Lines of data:
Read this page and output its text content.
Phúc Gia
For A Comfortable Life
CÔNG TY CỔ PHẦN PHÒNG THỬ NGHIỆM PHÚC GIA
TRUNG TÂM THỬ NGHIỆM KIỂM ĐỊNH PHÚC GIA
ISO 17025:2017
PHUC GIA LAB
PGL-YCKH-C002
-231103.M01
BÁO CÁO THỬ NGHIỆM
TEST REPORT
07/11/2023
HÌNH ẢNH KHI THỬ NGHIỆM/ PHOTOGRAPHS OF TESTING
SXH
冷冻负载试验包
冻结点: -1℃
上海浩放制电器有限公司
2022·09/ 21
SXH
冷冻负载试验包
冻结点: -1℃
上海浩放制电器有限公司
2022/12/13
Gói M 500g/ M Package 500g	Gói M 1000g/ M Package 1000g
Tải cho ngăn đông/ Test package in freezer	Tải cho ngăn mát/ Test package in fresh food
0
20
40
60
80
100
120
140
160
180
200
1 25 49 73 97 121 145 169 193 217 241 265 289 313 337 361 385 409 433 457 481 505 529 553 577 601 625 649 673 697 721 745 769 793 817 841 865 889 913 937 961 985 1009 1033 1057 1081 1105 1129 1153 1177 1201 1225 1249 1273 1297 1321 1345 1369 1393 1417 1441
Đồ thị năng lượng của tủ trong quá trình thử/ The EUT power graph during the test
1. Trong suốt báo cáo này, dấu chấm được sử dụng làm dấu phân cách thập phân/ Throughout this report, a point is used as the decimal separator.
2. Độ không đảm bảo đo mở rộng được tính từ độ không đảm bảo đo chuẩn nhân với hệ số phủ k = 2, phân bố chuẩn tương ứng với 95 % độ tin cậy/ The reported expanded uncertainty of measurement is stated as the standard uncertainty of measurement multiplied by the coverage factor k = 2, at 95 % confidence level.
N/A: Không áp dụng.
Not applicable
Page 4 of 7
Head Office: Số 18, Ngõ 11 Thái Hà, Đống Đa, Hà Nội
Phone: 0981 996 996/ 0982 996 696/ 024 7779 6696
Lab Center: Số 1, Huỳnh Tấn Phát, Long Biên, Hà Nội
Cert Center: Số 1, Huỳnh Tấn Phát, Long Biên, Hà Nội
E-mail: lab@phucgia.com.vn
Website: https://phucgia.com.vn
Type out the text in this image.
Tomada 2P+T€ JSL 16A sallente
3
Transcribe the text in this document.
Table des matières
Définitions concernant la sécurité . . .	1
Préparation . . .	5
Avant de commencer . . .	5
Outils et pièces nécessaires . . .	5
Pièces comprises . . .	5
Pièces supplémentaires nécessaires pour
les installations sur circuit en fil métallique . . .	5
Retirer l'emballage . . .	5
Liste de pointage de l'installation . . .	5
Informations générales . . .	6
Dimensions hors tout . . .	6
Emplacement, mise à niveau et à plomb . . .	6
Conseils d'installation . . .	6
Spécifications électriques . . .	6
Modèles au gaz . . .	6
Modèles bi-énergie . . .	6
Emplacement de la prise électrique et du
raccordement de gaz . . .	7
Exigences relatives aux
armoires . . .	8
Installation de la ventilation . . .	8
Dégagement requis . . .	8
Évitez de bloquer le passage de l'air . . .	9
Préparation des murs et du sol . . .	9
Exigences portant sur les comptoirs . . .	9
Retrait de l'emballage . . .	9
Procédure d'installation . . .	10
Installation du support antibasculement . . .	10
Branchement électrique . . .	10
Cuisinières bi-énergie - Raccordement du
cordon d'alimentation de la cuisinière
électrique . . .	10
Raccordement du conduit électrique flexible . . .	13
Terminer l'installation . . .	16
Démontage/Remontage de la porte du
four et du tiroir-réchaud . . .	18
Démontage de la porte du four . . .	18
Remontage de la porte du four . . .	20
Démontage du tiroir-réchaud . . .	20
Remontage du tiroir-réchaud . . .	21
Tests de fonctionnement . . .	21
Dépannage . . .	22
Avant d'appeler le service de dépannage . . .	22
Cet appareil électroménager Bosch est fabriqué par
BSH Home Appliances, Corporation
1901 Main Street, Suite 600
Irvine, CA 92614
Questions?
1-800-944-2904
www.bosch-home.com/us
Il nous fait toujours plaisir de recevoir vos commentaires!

Problem. Repeat each record exactly. Omit nothing.

The solution.
Read this page and output its text content.
Phúc Gia
For A Comfortable Life
CÔNG TY CỔ PHẦN PHÒNG THỬ NGHIỆM PHÚC GIA
TRUNG TÂM THỬ NGHIỆM KIỂM ĐỊNH PHÚC GIA
ISO 17025:2017
PHUC GIA LAB
PGL-YCKH-C002
-231103.M01
BÁO CÁO THỬ NGHIỆM
TEST REPORT
07/11/2023
HÌNH ẢNH KHI THỬ NGHIỆM/ PHOTOGRAPHS OF TESTING
SXH
冷冻负载试验包
冻结点: -1℃
上海浩放制电器有限公司
2022·09/ 21
SXH
冷冻负载试验包
冻结点: -1℃
上海浩放制电器有限公司
2022/12/13
Gói M 500g/ M Package 500g	Gói M 1000g/ M Package 1000g
Tải cho ngăn đông/ Test package in freezer	Tải cho ngăn mát/ Test package in fresh food
0
20
40
60
80
100
120
140
160
180
200
1 25 49 73 97 121 145 169 193 217 241 265 289 313 337 361 385 409 433 457 481 505 529 553 577 601 625 649 673 697 721 745 769 793 817 841 865 889 913 937 961 985 1009 1033 1057 1081 1105 1129 1153 1177 1201 1225 1249 1273 1297 1321 1345 1369 1393 1417 1441
Đồ thị năng lượng của tủ trong quá trình thử/ The EUT power graph during the test
1. Trong suốt báo cáo này, dấu chấm được sử dụng làm dấu phân cách thập phân/ Throughout this report, a point is used as the decimal separator.
2. Độ không đảm bảo đo mở rộng được tính từ độ không đảm bảo đo chuẩn nhân với hệ số phủ k = 2, phân bố chuẩn tương ứng với 95 % độ tin cậy/ The reported expanded uncertainty of measurement is stated as the standard uncertainty of measurement multiplied by the coverage factor k = 2, at 95 % confidence level.
N/A: Không áp dụng.
Not applicable
Page 4 of 7
Head Office: Số 18, Ngõ 11 Thái Hà, Đống Đa, Hà Nội
Phone: 0981 996 996/ 0982 996 696/ 024 7779 6696
Lab Center: Số 1, Huỳnh Tấn Phát, Long Biên, Hà Nội
Cert Center: Số 1, Huỳnh Tấn Phát, Long Biên, Hà Nội
E-mail: lab@phucgia.com.vn
Website: https://phucgia.com.vn
Type out the text in this image.
Tomada 2P+T€ JSL 16A sallente
3
Transcribe the text in this document.
Table des matières
Définitions concernant la sécurité . . .	1
Préparation . . .	5
Avant de commencer . . .	5
Outils et pièces nécessaires . . .	5
Pièces comprises . . .	5
Pièces supplémentaires nécessaires pour
les installations sur circuit en fil métallique . . .	5
Retirer l'emballage . . .	5
Liste de pointage de l'installation . . .	5
Informations générales . . .	6
Dimensions hors tout . . .	6
Emplacement, mise à niveau et à plomb . . .	6
Conseils d'installation . . .	6
Spécifications électriques . . .	6
Modèles au gaz . . .	6
Modèles bi-énergie . . .	6
Emplacement de la prise électrique et du
raccordement de gaz . . .	7
Exigences relatives aux
armoires . . .	8
Installation de la ventilation . . .	8
Dégagement requis . . .	8
Évitez de bloquer le passage de l'air . . .	9
Préparation des murs et du sol . . .	9
Exigences portant sur les comptoirs . . .	9
Retrait de l'emballage . . .	9
Procédure d'installation . . .	10
Installation du support antibasculement . . .	10
Branchement électrique . . .	10
Cuisinières bi-énergie - Raccordement du
cordon d'alimentation de la cuisinière
électrique . . .	10
Raccordement du conduit électrique flexible . . .	13
Terminer l'installation . . .	16
Démontage/Remontage de la porte du
four et du tiroir-réchaud . . .	18
Démontage de la porte du four . . .	18
Remontage de la porte du four . . .	20
Démontage du tiroir-réchaud . . .	20
Remontage du tiroir-réchaud . . .	21
Tests de fonctionnement . . .	21
Dépannage . . .	22
Avant d'appeler le service de dépannage . . .	22
Cet appareil électroménager Bosch est fabriqué par
BSH Home Appliances, Corporation
1901 Main Street, Suite 600
Irvine, CA 92614
Questions?
1-800-944-2904
www.bosch-home.com/us
Il nous fait toujours plaisir de recevoir vos commentaires!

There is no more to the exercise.